__What to work on__. Read through the records below and copy each line that uses the word "much".

■ ■ ■ ■ ■

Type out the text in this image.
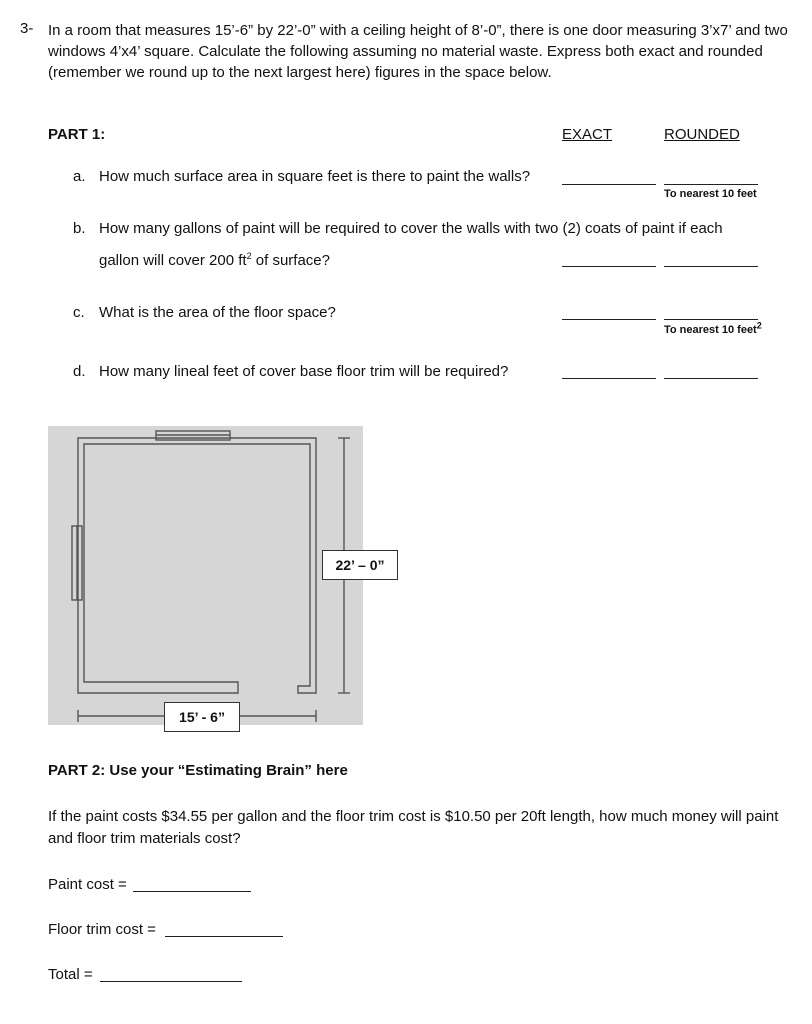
3- In a room that measures 15’-6” by 22’-0” with a ceiling height of 8’-0”, there is one door measuring 3’x7’ and two windows 4’x4’ square. Calculate the following assuming no material waste. Express both exact and rounded (remember we round up to the next largest here) figures in the space below.
PART 1:	EXACT	ROUNDED
a. How much surface area in square feet is there to paint the walls?
To nearest 10 feet
b. How many gallons of paint will be required to cover the walls with two (2) coats of paint if each
gallon will cover 200 $ft^2$ of surface?
c. What is the area of the floor space?
To nearest 10 feet$^2$
d. How many lineal feet of cover base floor trim will be required?
22’ – 0”
15’ - 6”
PART 2: Use your “Estimating Brain” here
If the paint costs $34.55 per gallon and the floor trim cost is $10.50 per 20ft length, how much money will paint and floor trim materials cost?
Paint cost =
Floor trim cost =
Total =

■ ■ ■ ■ ■

__Complete response__.
a. How much surface area in square feet is there to paint the walls?
If the paint costs $34.55 per gallon and the floor trim cost is $10.50 per 20ft length, how much money will paint and floor trim materials cost?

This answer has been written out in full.